··· GIVEN ENTRIES ···

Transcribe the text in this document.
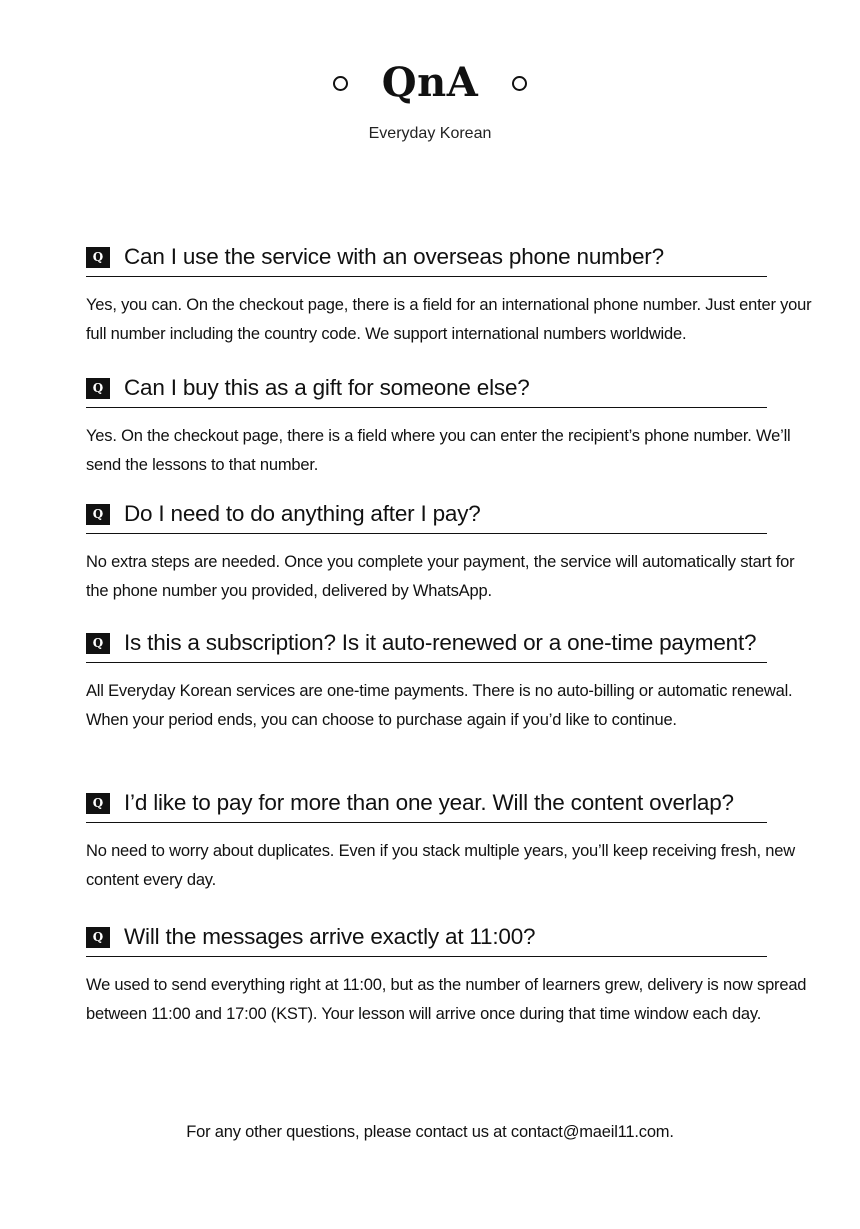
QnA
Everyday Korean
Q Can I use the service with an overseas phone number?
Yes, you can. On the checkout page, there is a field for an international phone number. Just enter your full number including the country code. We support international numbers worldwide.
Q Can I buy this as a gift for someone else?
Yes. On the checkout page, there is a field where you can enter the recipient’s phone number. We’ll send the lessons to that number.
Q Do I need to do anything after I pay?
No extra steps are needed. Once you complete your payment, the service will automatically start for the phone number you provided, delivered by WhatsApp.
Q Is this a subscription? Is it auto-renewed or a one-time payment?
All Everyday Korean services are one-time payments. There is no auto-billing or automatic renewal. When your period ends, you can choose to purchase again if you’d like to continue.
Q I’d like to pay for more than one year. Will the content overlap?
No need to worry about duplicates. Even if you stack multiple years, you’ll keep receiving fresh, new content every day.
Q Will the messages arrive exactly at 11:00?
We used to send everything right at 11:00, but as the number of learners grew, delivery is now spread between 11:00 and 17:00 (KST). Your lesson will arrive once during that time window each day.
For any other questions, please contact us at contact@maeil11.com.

···
··· GIVEN ENTRIES ···

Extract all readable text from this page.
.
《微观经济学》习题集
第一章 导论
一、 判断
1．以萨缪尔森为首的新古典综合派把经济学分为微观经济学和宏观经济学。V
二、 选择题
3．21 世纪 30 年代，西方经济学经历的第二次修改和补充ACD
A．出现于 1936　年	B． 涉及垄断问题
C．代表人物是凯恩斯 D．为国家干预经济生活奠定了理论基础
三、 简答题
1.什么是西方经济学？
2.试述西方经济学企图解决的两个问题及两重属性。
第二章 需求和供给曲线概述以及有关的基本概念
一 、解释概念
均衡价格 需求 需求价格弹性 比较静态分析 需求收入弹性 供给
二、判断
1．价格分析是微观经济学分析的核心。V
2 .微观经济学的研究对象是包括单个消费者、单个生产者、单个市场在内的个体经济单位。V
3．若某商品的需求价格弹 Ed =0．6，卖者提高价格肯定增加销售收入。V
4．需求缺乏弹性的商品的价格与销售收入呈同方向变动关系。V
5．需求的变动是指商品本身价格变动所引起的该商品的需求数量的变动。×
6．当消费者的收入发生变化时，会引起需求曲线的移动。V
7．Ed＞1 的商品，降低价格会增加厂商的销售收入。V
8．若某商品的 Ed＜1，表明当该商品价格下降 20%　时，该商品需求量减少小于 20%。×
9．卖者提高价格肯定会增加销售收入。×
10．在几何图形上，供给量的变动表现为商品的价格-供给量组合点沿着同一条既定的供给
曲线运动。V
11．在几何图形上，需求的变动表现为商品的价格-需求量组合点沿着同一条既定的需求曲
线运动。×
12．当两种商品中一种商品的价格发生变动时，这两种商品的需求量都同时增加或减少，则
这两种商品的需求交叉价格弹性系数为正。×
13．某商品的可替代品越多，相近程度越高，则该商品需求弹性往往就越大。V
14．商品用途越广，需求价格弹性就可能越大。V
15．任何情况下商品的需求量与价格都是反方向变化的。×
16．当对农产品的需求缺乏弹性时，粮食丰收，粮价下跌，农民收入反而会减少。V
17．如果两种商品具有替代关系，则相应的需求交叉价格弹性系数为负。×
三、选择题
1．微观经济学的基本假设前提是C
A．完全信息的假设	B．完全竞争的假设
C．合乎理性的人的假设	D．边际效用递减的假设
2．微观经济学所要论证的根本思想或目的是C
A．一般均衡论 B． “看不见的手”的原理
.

···

DIRECTION: All lines above containing the string "time" are to be collected.

SOLUTION TO THIS TASK:
Q Is this a subscription? Is it auto-renewed or a one-time payment?
All Everyday Korean services are one-time payments. There is no auto-billing or automatic renewal. When your period ends, you can choose to purchase again if you’d like to continue.
We used to send everything right at 11:00, but as the number of learners grew, delivery is now spread between 11:00 and 17:00 (KST). Your lesson will arrive once during that time window each day.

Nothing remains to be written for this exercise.